---------- Exercise materials

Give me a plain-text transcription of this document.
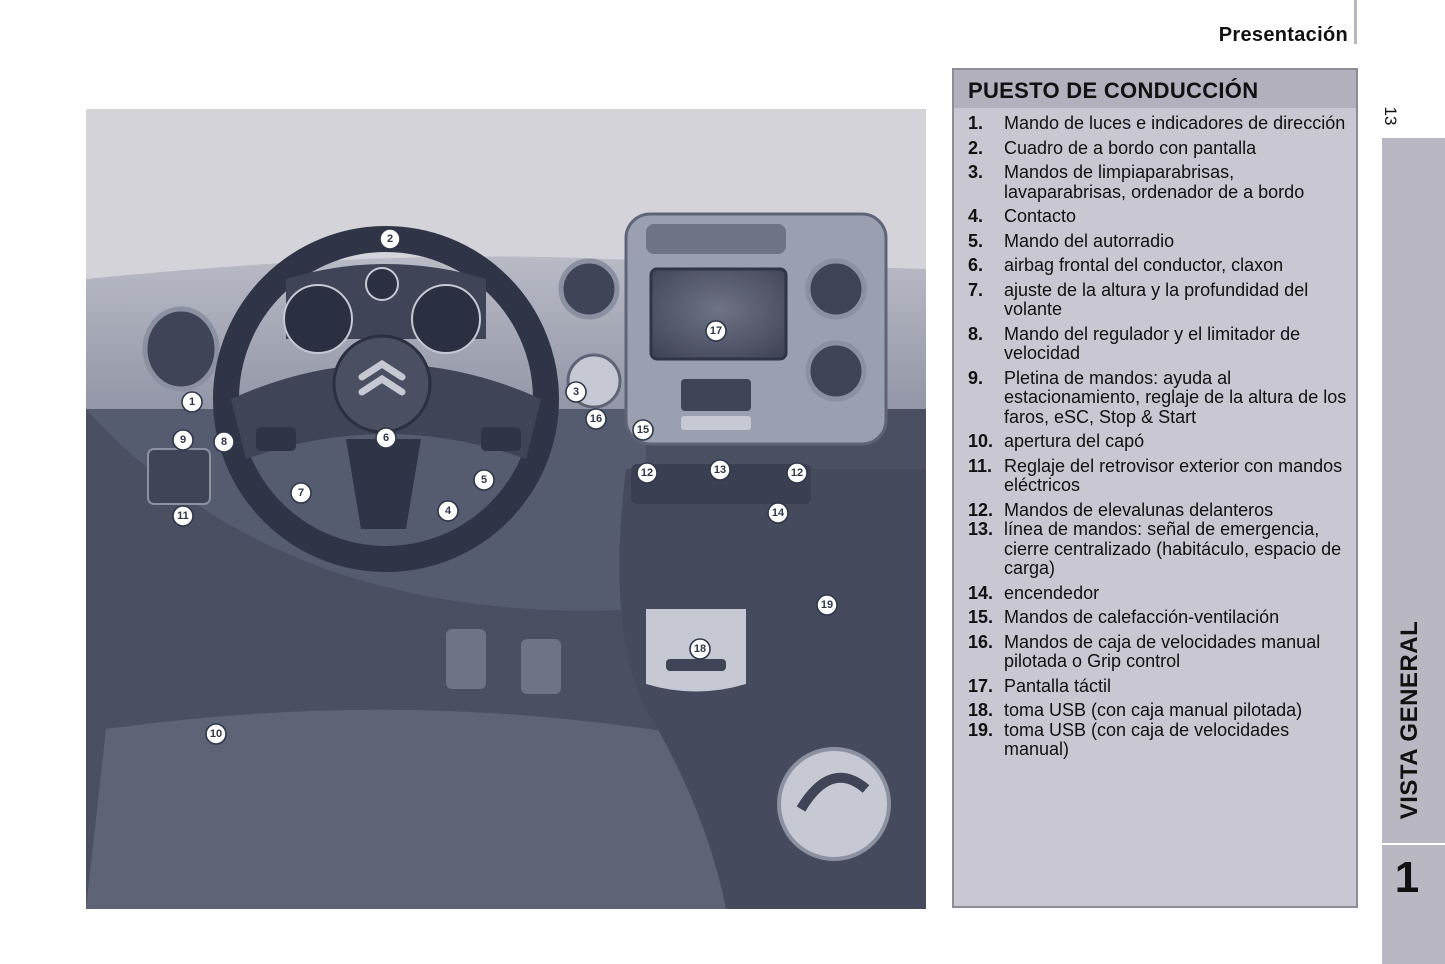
Presentación
13
VISTA GENERAL
1
1
2
3
4
5
6
7
8
9
10
11
12	12
13
14
15
16
17
18
19
PUESTO DE CONDUCCIÓN
1.	Mando de luces e indicadores de dirección
2.	Cuadro de a bordo con pantalla
3.	Mandos de limpiaparabrisas, lavaparabrisas, ordenador de a bordo
4.	Contacto
5.	Mando del autorradio
6.	airbag frontal del conductor, claxon
7.	ajuste de la altura y la profundidad del volante
8.	Mando del regulador y el limitador de velocidad
9.	Pletina de mandos: ayuda al estacionamiento, reglaje de la altura de los faros, eSC, Stop & Start
10. apertura del capó
11. Reglaje del retrovisor exterior con mandos eléctricos
12. Mandos de elevalunas delanteros
13. línea de mandos: señal de emergencia, cierre centralizado (habitáculo, espacio de carga)
14. encendedor
15. Mandos de calefacción-ventilación
16. Mandos de caja de velocidades manual pilotada o Grip control
17. Pantalla táctil
18. toma USB (con caja manual pilotada)
19. toma USB (con caja de velocidades manual)
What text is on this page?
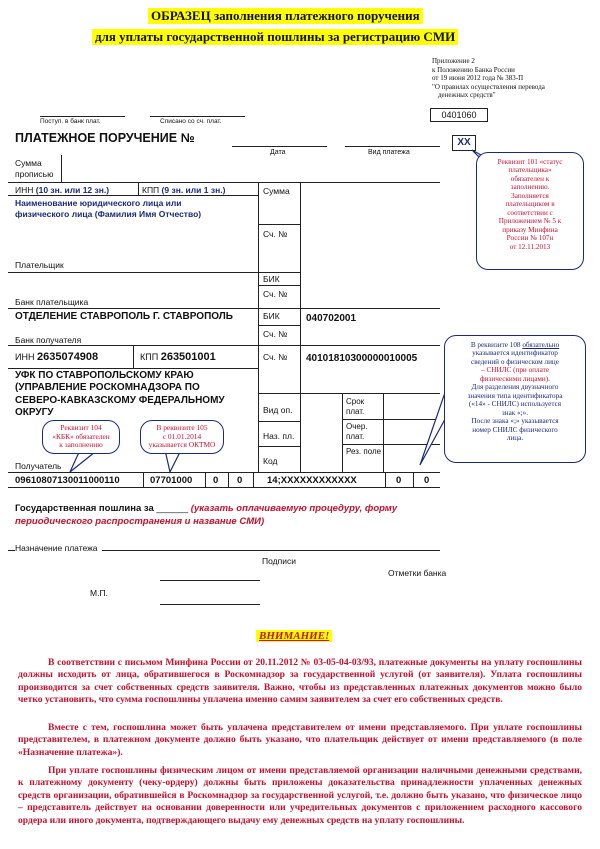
ОБРАЗЕЦ заполнения платежного поручения
для уплаты государственной пошлины за регистрацию СМИ
Приложение 2
к Положению Банка России
от 19 июня 2012 года № 383-П
"О правилах осуществления перевода
денежных средств"
0401060
Поступ. в банк плат.	Списано со сч. плат.
ПЛАТЕЖНОЕ ПОРУЧЕНИЕ №
Дата	Вид платежа
XX
Сумма
прописью
ИНН (10 зн. или 12 зн.)	КПП (9 зн. или 1 зн.)	Сумма
Наименование юридического лица или
физического лица (Фамилия Имя Отчество)
Сч. №
Плательщик
БИК
Сч. №
Банк плательщика
ОТДЕЛЕНИЕ СТАВРОПОЛЬ Г. СТАВРОПОЛЬ	БИК	040702001
Сч. №
Банк получателя
ИНН 2635074908	КПП 263501001	Сч. № 40101810300000010005
УФК ПО СТАВРОПОЛЬСКОМУ КРАЮ
(УПРАВЛЕНИЕ РОСКОМНАДЗОРА ПО
СЕВЕРО-КАВКАЗСКОМУ ФЕДЕРАЛЬНОМУ
ОКРУГУ	Вид оп.
Наз. пл.
Код
Срок плат.
Очер. плат.
Рез. поле
Получатель
09610807130011000110	07701000 0 0	14;XXXXXXXXXXXX	0 0
Государственная пошлина за ______ (указать оплачиваемую процедуру, форму
периодического распространения и название СМИ)
Назначение платежа
Подписи
Отметки банка
М.П.
Реквизит 101 «статус
плательщика»
обязателен к
заполнению.
Заполняется
плательщиком в
соответствии с
Приложением № 5 к
приказу Минфина
России № 107н
от 12.11.2013
В реквизите 108 обязательно
указывается идентификатор
сведений о физическом лице
– СНИЛС (при оплате
физическими лицами).
Для разделения двузначного
значения типа идентификатора
(«14» - СНИЛС) используется
знак «;».
После знака «;» указывается
номер СНИЛС физического
лица.
Реквизит 104
«КБК» обязателен
к заполнению
В реквизите 105
с 01.01.2014
указывается ОКТМО
ВНИМАНИЕ!
В соответствии с письмом Минфина России от 20.11.2012 № 03-05-04-03/93, платежные документы на уплату госпошлины должны исходить от лица, обратившегося в Роскомнадзор за государственной услугой (от заявителя). Уплата госпошлины производится за счет собственных средств заявителя. Важно, чтобы из представленных платежных документов можно было четко установить, что сумма госпошлины уплачена именно самим заявителем за счет его собственных средств.
Вместе с тем, госпошлина может быть уплачена представителем от имени представляемого. При уплате госпошлины представителем, в платежном документе должно быть указано, что плательщик действует от имени представляемого (в поле «Назначение платежа»).
При уплате госпошлины физическим лицом от имени представляемой организации наличными денежными средствами, к платежному документу (чеку-ордеру) должны быть приложены доказательства принадлежности уплаченных денежных средств организации, обратившейся в Роскомнадзор за государственной услугой, т.е. должно быть указано, что физическое лицо – представитель действует на основании доверенности или учредительных документов с приложением расходного кассового ордера или иного документа, подтверждающего выдачу ему денежных средств на уплату госпошлины.
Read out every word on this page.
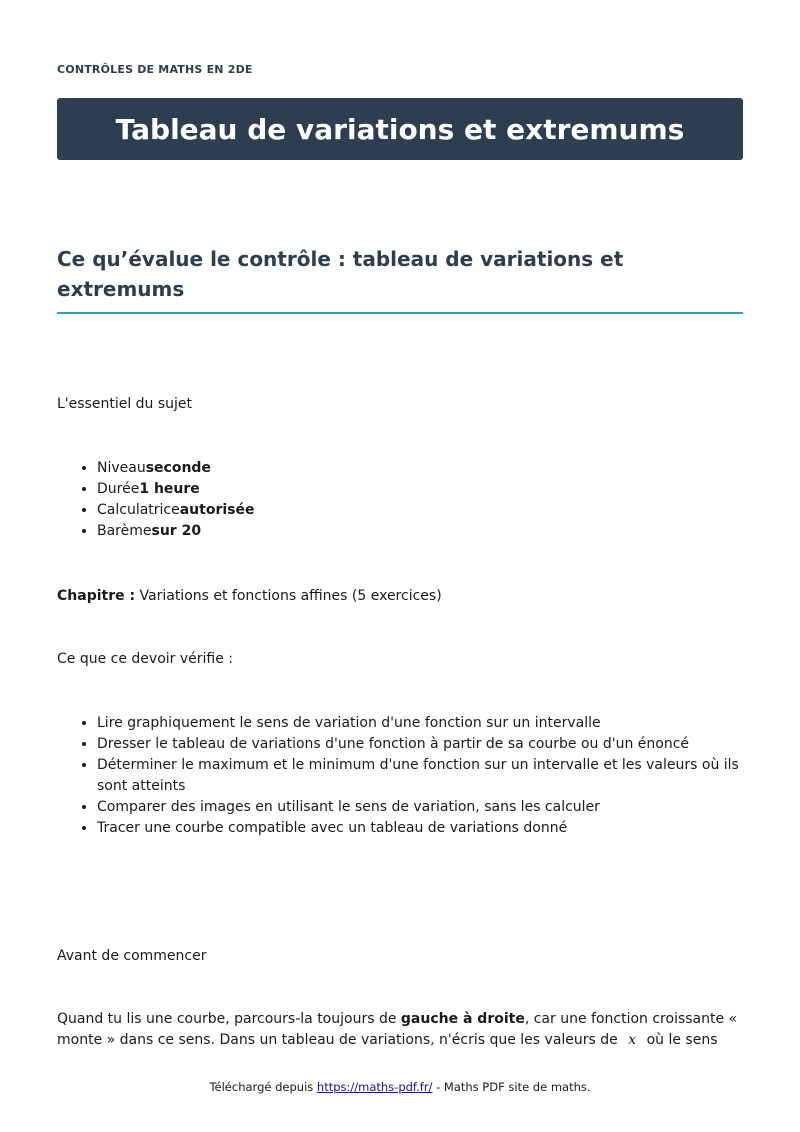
CONTRÔLES DE MATHS EN 2DE
Tableau de variations et extremums
Ce qu’évalue le contrôle : tableau de variations et extremums

L'essentiel du sujet

• Niveauseconde
• Durée1 heure
• Calculatriceautorisée
• Barèmesur 20

Chapitre : Variations et fonctions affines (5 exercices)

Ce que ce devoir vérifie :

• Lire graphiquement le sens de variation d'une fonction sur un intervalle
• Dresser le tableau de variations d'une fonction à partir de sa courbe ou d'un énoncé
• Déterminer le maximum et le minimum d'une fonction sur un intervalle et les valeurs où ils sont atteints
• Comparer des images en utilisant le sens de variation, sans les calculer
• Tracer une courbe compatible avec un tableau de variations donné

Avant de commencer

Quand tu lis une courbe, parcours-la toujours de gauche à droite, car une fonction croissante « monte » dans ce sens. Dans un tableau de variations, n'écris que les valeurs de x où le sens

Téléchargé depuis https://maths-pdf.fr/ - Maths PDF site de maths.
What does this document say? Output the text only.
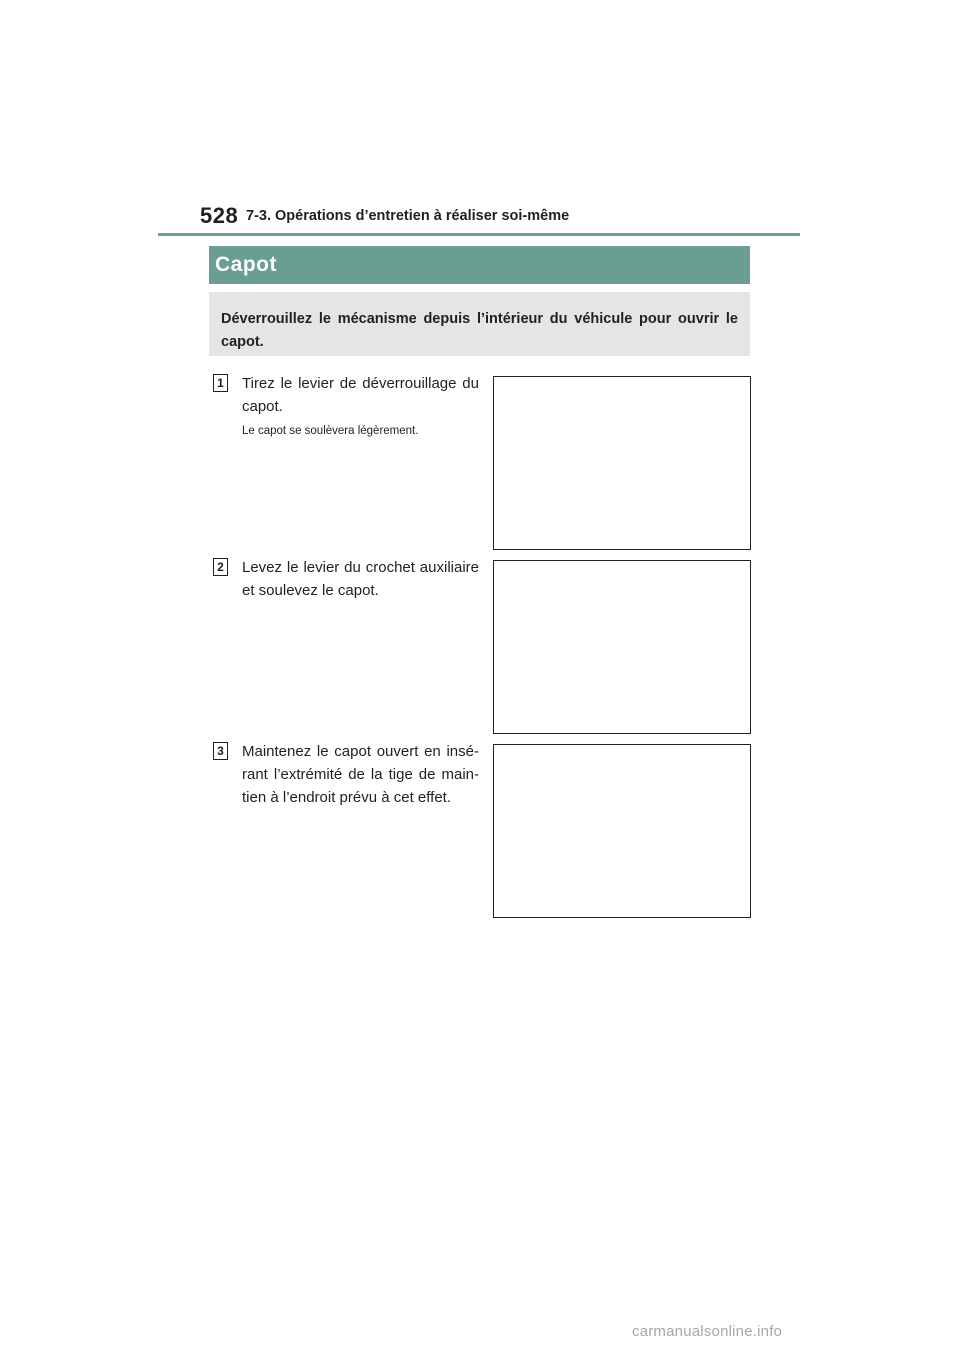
528 7-3. Opérations d’entretien à réaliser soi-même
Capot
Déverrouillez le mécanisme depuis l’intérieur du véhicule pour ouvrir le capot.
1 Tirez le levier de déverrouillage du capot.
Le capot se soulèvera légèrement.
2 Levez le levier du crochet auxiliaire et soulevez le capot.
3 Maintenez le capot ouvert en insé- rant l’extrémité de la tige de main- tien à l’endroit prévu à cet effet.
carmanualsonline.info
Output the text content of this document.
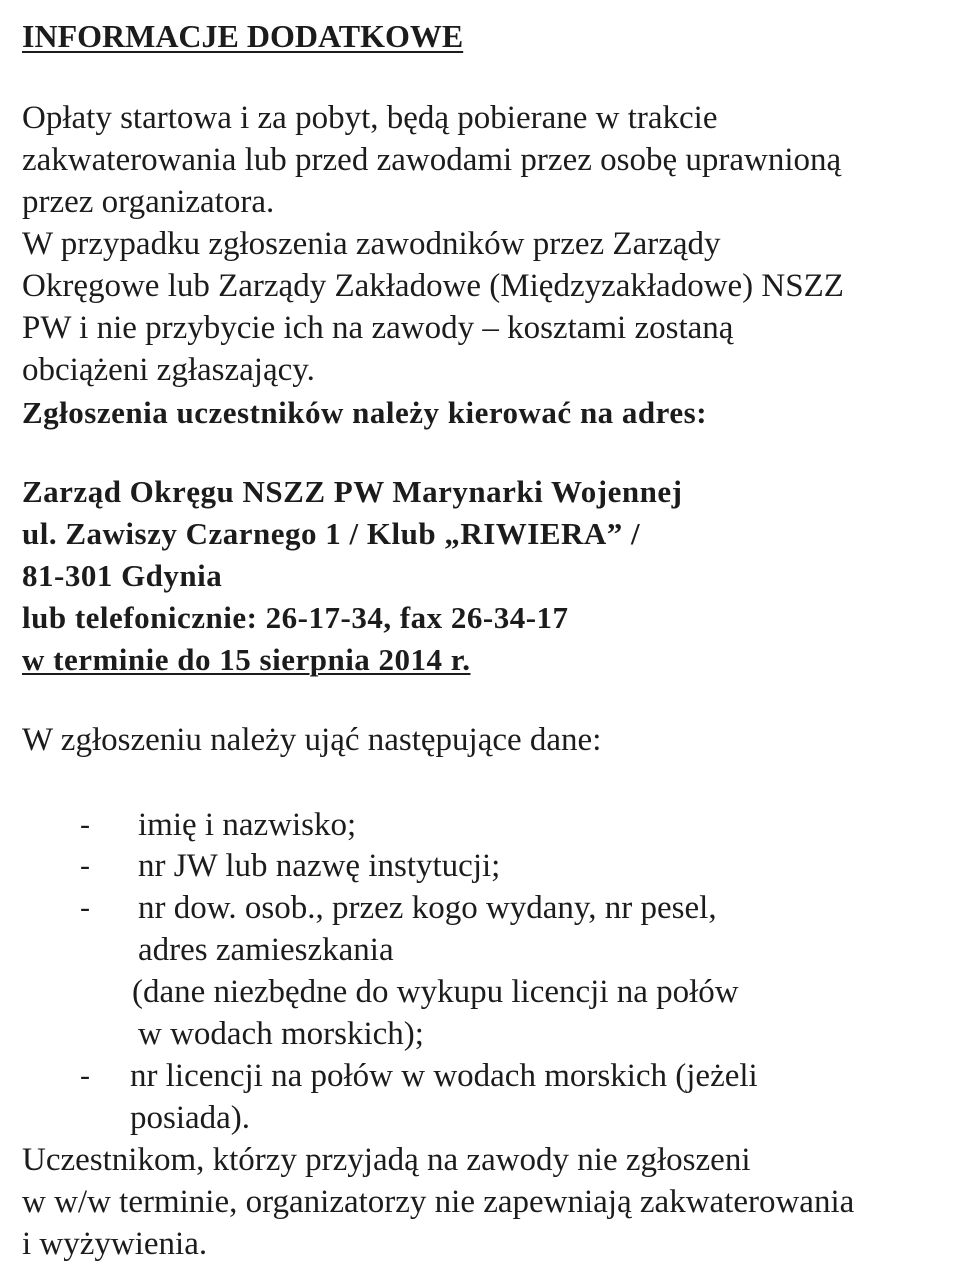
INFORMACJE DODATKOWE
Opłaty startowa i za pobyt, będą pobierane w trakcie
zakwaterowania lub przed zawodami przez osobę uprawnioną
przez organizatora.
W przypadku zgłoszenia zawodników przez Zarządy
Okręgowe lub Zarządy Zakładowe (Międzyzakładowe) NSZZ
PW i nie przybycie ich na zawody – kosztami zostaną
obciążeni zgłaszający.
Zgłoszenia uczestników należy kierować na adres:
Zarząd Okręgu NSZZ PW Marynarki Wojennej
ul. Zawiszy Czarnego 1 / Klub „RIWIERA” /
81-301 Gdynia
lub telefonicznie: 26-17-34, fax 26-34-17
w terminie do 15 sierpnia 2014 r.
W zgłoszeniu należy ująć następujące dane:
- imię i nazwisko;
- nr JW lub nazwę instytucji;
- nr dow. osob., przez kogo wydany, nr pesel,
adres zamieszkania
(dane niezbędne do wykupu licencji na połów
w wodach morskich);
- nr licencji na połów w wodach morskich (jeżeli
posiada).
Uczestnikom, którzy przyjadą na zawody nie zgłoszeni
w w/w terminie, organizatorzy nie zapewniają zakwaterowania
i wyżywienia.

--------------------

§ **Set task**
Show each line in the entries that holds the string "уплачена".

§ **Task answer**
В соответствии с письмом Минфина России от 20.11.2012 № 03-05-04-03/93, платежные документы на уплату госпошлины должны исходить от лица, обратившегося в Роскомнадзор за государственной услугой (от заявителя). Уплата госпошлины производится за счет собственных средств заявителя. Важно, чтобы из представленных платежных документов можно было четко установить, что сумма госпошлины уплачена именно самим заявителем за счет его собственных средств.
Вместе с тем, госпошлина может быть уплачена представителем от имени представляемого. При уплате госпошлины представителем, в платежном документе должно быть указано, что плательщик действует от имени представляемого (в поле «Назначение платежа»).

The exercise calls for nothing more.